• **DESCRIPTION OF THE TASK**: Reproduce every line of the data below verbatim, in the same order and with no alterations.

• **DATA FOR THE TASK**:
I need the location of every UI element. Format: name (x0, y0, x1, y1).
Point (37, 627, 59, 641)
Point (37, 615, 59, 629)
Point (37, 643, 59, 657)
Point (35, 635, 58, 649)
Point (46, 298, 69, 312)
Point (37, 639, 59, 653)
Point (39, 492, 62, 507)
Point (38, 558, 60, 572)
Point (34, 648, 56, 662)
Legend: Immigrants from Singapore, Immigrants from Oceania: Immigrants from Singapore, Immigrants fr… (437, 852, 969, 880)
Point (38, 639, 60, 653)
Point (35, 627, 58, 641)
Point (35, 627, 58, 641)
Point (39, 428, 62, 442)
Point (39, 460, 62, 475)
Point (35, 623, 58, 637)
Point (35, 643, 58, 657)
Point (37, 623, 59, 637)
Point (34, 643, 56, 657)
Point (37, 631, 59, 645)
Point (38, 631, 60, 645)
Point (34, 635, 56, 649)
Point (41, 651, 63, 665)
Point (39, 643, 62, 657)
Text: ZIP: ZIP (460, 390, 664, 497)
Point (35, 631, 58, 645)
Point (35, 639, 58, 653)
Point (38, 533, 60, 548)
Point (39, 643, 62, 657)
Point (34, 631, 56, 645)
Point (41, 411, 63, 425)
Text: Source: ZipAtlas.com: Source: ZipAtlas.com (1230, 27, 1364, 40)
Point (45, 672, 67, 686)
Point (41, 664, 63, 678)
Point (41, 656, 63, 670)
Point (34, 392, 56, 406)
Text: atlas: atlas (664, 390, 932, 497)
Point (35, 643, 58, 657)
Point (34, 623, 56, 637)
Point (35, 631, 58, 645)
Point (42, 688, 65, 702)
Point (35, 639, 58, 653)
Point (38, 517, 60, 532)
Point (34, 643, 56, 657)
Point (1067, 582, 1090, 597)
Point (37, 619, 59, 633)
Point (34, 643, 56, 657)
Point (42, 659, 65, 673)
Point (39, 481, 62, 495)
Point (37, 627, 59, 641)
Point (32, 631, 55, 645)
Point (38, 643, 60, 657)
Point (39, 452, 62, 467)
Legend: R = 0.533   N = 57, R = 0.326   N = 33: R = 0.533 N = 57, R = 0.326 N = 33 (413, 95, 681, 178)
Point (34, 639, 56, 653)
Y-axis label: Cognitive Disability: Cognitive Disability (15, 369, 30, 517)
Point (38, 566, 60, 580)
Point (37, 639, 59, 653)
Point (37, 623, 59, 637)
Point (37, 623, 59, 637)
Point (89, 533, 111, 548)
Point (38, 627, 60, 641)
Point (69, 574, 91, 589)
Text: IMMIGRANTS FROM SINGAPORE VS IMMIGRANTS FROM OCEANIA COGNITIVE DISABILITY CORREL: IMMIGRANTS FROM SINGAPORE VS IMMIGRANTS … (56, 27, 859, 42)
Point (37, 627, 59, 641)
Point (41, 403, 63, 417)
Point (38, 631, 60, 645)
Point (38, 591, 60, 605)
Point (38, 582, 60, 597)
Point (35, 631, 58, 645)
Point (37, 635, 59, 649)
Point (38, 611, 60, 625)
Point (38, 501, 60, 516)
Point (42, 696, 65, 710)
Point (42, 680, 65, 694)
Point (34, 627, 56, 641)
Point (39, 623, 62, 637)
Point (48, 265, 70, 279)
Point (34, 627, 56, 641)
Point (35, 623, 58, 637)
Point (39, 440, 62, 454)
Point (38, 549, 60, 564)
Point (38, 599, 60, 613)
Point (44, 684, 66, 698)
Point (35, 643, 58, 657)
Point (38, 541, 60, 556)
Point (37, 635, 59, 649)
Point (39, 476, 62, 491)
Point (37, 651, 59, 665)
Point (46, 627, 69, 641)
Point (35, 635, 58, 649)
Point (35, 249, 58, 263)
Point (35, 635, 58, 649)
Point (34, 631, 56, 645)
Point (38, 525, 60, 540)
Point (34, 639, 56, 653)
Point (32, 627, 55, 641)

• **OUTPUT**:
I need the location of every UI element. Format: name (x0, y0, x1, y1).
Point (37, 627, 59, 641)
Point (37, 615, 59, 629)
Point (37, 643, 59, 657)
Point (35, 635, 58, 649)
Point (46, 298, 69, 312)
Point (37, 639, 59, 653)
Point (39, 492, 62, 507)
Point (38, 558, 60, 572)
Point (34, 648, 56, 662)
Legend: Immigrants from Singapore, Immigrants from Oceania: Immigrants from Singapore, Immigrants fr… (437, 852, 969, 880)
Point (38, 639, 60, 653)
Point (35, 627, 58, 641)
Point (35, 627, 58, 641)
Point (39, 428, 62, 442)
Point (39, 460, 62, 475)
Point (35, 623, 58, 637)
Point (35, 643, 58, 657)
Point (37, 623, 59, 637)
Point (34, 643, 56, 657)
Point (37, 631, 59, 645)
Point (38, 631, 60, 645)
Point (34, 635, 56, 649)
Point (41, 651, 63, 665)
Point (39, 643, 62, 657)
Text: ZIP: ZIP (460, 390, 664, 497)
Point (35, 631, 58, 645)
Point (35, 639, 58, 653)
Point (38, 533, 60, 548)
Point (39, 643, 62, 657)
Point (34, 631, 56, 645)
Point (41, 411, 63, 425)
Text: Source: ZipAtlas.com: Source: ZipAtlas.com (1230, 27, 1364, 40)
Point (45, 672, 67, 686)
Point (41, 664, 63, 678)
Point (41, 656, 63, 670)
Point (34, 392, 56, 406)
Text: atlas: atlas (664, 390, 932, 497)
Point (35, 643, 58, 657)
Point (34, 623, 56, 637)
Point (35, 631, 58, 645)
Point (42, 688, 65, 702)
Point (35, 639, 58, 653)
Point (38, 517, 60, 532)
Point (34, 643, 56, 657)
Point (1067, 582, 1090, 597)
Point (37, 619, 59, 633)
Point (34, 643, 56, 657)
Point (42, 659, 65, 673)
Point (39, 481, 62, 495)
Point (37, 627, 59, 641)
Point (32, 631, 55, 645)
Point (38, 643, 60, 657)
Point (39, 452, 62, 467)
Legend: R = 0.533   N = 57, R = 0.326   N = 33: R = 0.533 N = 57, R = 0.326 N = 33 (413, 95, 681, 178)
Point (34, 639, 56, 653)
Y-axis label: Cognitive Disability: Cognitive Disability (15, 369, 30, 517)
Point (38, 566, 60, 580)
Point (37, 639, 59, 653)
Point (37, 623, 59, 637)
Point (37, 623, 59, 637)
Point (89, 533, 111, 548)
Point (38, 627, 60, 641)
Point (69, 574, 91, 589)
Text: IMMIGRANTS FROM SINGAPORE VS IMMIGRANTS FROM OCEANIA COGNITIVE DISABILITY CORREL: IMMIGRANTS FROM SINGAPORE VS IMMIGRANTS … (56, 27, 859, 42)
Point (37, 627, 59, 641)
Point (41, 403, 63, 417)
Point (38, 631, 60, 645)
Point (38, 591, 60, 605)
Point (38, 582, 60, 597)
Point (35, 631, 58, 645)
Point (37, 635, 59, 649)
Point (38, 611, 60, 625)
Point (38, 501, 60, 516)
Point (42, 696, 65, 710)
Point (42, 680, 65, 694)
Point (34, 627, 56, 641)
Point (39, 623, 62, 637)
Point (48, 265, 70, 279)
Point (34, 627, 56, 641)
Point (35, 623, 58, 637)
Point (39, 440, 62, 454)
Point (38, 549, 60, 564)
Point (38, 599, 60, 613)
Point (44, 684, 66, 698)
Point (35, 643, 58, 657)
Point (38, 541, 60, 556)
Point (37, 635, 59, 649)
Point (39, 476, 62, 491)
Point (37, 651, 59, 665)
Point (46, 627, 69, 641)
Point (35, 635, 58, 649)
Point (35, 249, 58, 263)
Point (35, 635, 58, 649)
Point (34, 631, 56, 645)
Point (38, 525, 60, 540)
Point (34, 639, 56, 653)
Point (32, 627, 55, 641)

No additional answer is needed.